** start PROVIDED RECORDS **

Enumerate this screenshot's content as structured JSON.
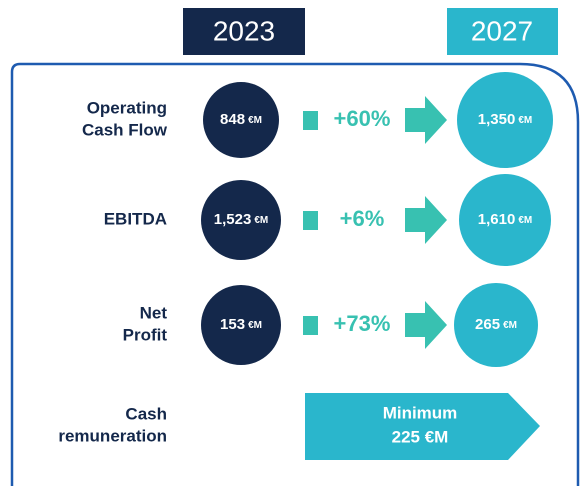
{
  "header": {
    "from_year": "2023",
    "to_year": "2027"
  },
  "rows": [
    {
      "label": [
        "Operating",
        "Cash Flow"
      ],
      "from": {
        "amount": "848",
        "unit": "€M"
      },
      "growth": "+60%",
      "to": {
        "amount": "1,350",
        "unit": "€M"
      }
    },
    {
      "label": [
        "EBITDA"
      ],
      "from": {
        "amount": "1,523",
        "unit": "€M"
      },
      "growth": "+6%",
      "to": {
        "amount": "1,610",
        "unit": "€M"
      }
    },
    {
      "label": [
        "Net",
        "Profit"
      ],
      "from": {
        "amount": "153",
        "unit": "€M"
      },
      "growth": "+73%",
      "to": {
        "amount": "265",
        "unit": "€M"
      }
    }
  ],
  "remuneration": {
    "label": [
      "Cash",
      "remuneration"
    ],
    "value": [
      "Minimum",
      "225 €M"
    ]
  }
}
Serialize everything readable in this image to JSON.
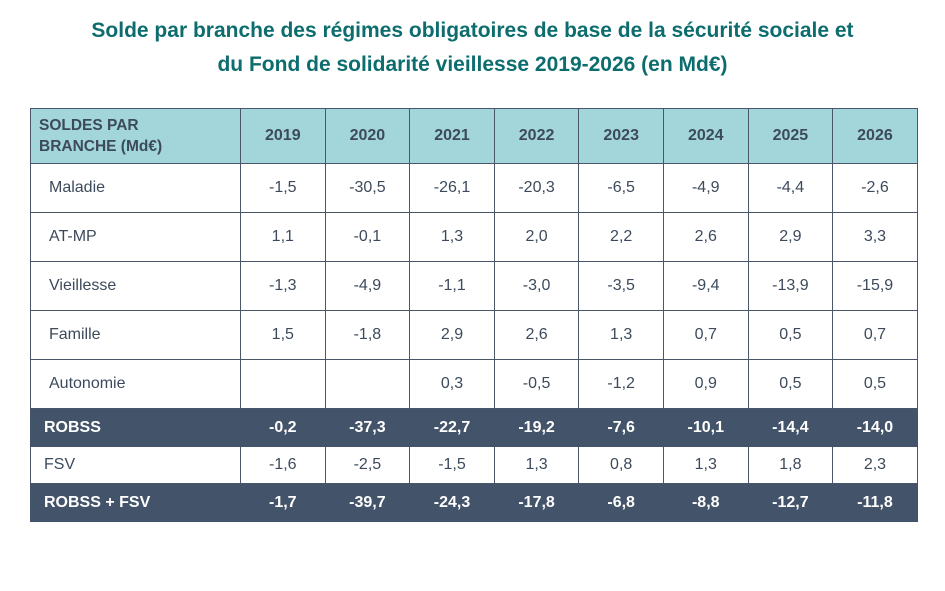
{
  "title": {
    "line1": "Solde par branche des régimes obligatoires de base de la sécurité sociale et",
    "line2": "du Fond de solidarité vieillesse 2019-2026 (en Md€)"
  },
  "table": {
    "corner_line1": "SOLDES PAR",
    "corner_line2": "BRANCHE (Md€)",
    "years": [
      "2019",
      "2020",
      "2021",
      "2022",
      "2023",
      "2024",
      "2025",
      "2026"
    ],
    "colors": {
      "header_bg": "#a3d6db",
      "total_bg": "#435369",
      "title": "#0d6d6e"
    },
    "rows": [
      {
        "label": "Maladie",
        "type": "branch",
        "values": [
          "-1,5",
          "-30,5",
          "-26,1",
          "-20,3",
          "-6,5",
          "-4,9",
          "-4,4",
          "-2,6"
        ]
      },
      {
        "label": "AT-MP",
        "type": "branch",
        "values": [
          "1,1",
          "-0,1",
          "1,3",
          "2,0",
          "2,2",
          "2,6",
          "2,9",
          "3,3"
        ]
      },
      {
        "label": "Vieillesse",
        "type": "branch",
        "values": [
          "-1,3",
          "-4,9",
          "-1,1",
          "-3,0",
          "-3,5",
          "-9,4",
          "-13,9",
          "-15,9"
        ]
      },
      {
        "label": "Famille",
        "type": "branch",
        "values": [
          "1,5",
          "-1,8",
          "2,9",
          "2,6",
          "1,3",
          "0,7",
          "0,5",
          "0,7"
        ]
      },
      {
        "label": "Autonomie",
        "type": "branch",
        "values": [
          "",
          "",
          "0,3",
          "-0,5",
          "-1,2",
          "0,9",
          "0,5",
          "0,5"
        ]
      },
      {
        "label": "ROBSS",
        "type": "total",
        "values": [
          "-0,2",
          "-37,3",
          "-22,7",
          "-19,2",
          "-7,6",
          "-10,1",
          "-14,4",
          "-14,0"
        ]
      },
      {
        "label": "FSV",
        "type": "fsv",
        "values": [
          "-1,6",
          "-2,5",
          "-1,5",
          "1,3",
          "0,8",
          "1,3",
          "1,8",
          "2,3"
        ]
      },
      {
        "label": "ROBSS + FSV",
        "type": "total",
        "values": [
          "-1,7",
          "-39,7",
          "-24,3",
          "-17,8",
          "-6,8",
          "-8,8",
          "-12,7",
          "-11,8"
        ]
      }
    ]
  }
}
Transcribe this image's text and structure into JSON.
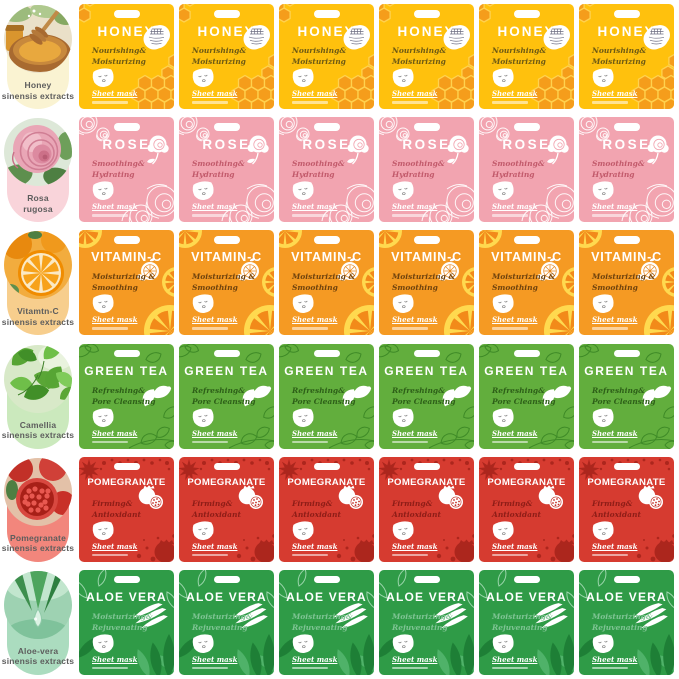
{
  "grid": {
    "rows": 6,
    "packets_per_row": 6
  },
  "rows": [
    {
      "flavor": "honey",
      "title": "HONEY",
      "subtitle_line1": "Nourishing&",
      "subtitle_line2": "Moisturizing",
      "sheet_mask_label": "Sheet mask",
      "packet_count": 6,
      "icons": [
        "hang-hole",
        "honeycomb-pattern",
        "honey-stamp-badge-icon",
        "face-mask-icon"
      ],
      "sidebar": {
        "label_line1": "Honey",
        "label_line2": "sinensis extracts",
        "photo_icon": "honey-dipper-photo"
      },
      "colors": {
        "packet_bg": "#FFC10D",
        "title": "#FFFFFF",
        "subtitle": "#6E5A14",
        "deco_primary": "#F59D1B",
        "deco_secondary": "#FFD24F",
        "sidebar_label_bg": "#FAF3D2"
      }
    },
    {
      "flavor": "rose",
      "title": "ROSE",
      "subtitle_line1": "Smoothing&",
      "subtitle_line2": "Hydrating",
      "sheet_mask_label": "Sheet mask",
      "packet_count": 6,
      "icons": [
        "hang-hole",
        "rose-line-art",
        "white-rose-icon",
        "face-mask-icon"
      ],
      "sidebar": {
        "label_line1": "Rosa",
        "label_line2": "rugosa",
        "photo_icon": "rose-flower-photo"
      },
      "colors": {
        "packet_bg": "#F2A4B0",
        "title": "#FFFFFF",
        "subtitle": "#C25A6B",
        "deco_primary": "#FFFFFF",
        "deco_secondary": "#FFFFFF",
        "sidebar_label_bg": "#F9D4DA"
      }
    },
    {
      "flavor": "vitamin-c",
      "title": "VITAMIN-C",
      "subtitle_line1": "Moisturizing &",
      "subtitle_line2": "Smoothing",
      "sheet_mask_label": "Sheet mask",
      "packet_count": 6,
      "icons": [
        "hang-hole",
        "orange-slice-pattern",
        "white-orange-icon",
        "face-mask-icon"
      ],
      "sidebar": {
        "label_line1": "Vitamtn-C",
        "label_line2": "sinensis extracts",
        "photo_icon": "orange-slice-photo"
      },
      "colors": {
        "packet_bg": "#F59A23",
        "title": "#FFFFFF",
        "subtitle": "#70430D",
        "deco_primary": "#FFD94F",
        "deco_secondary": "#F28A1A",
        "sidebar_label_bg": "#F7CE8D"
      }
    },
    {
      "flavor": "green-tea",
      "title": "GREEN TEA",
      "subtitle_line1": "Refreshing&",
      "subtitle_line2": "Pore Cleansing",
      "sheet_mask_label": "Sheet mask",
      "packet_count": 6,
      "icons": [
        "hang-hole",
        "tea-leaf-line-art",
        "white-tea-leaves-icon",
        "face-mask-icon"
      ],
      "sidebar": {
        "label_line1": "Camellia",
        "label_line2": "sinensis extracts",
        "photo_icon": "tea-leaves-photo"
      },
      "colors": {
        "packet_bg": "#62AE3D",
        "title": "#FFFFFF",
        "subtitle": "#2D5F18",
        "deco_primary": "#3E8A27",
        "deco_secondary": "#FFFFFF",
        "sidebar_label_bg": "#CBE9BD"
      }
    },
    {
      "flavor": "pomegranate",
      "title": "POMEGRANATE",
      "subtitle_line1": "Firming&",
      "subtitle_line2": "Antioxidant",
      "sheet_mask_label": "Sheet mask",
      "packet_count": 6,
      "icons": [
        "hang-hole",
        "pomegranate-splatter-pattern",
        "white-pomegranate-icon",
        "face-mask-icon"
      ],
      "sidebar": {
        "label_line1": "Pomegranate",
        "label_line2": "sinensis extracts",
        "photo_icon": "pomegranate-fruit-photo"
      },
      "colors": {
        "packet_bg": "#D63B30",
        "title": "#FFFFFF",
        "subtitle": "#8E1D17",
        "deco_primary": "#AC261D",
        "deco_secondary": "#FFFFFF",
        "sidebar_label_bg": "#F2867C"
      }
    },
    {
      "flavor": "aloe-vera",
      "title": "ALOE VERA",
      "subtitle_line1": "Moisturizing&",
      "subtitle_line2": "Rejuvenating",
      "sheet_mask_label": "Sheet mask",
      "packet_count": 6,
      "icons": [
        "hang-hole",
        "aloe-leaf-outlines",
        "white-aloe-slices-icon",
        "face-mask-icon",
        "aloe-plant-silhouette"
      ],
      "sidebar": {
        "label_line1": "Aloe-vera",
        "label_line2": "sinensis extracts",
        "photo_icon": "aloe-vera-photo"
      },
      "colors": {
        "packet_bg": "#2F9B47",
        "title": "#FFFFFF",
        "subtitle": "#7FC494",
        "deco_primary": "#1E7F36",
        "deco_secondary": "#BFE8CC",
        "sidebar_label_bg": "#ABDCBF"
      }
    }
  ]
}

** end PROVIDED RECORDS **
** start PROVIDED RECORDS **

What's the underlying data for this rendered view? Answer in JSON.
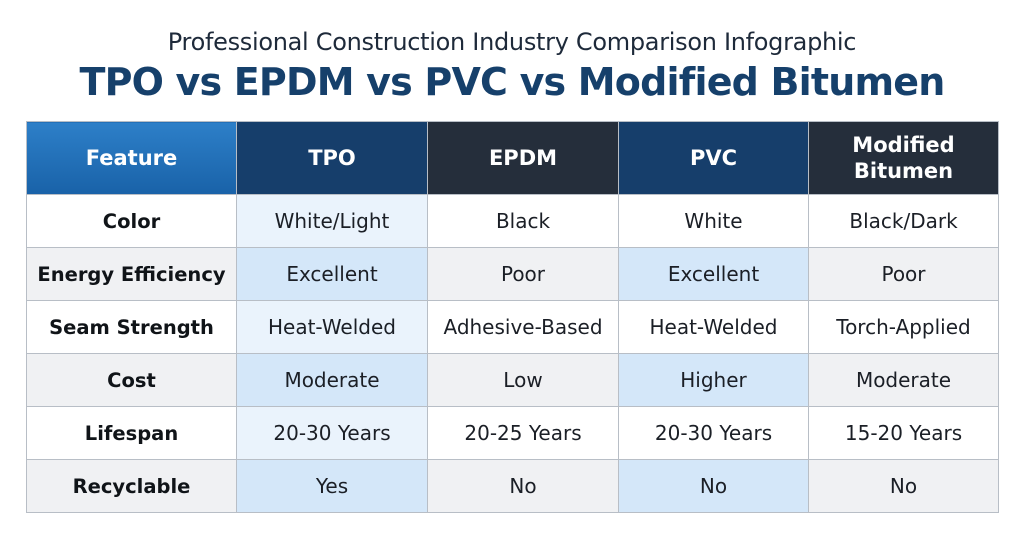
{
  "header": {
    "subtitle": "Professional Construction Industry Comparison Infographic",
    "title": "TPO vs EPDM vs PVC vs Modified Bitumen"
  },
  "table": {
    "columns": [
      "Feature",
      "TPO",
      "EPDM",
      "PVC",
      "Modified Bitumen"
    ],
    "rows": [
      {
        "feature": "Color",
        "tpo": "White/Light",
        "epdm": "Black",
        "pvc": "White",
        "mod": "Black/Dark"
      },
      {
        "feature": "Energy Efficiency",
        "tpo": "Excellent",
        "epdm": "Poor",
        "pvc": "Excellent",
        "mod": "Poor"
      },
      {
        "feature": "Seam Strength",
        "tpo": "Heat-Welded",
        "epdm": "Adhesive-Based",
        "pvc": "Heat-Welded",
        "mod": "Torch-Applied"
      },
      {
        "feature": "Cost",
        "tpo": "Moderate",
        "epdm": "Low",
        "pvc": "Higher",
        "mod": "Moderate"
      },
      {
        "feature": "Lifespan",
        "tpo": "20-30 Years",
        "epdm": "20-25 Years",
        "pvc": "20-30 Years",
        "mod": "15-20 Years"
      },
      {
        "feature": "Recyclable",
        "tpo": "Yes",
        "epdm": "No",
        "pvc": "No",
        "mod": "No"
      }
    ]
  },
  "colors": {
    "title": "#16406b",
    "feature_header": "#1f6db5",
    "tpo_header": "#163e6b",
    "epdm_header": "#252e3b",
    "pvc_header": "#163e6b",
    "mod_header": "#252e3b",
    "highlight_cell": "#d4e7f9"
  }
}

** end PROVIDED RECORDS **

→ TASK TO CARRY OUT:
Tally how many lines of the records hold the word "JSON". Answer with the number only.

→ RIGHT ANSWER:
4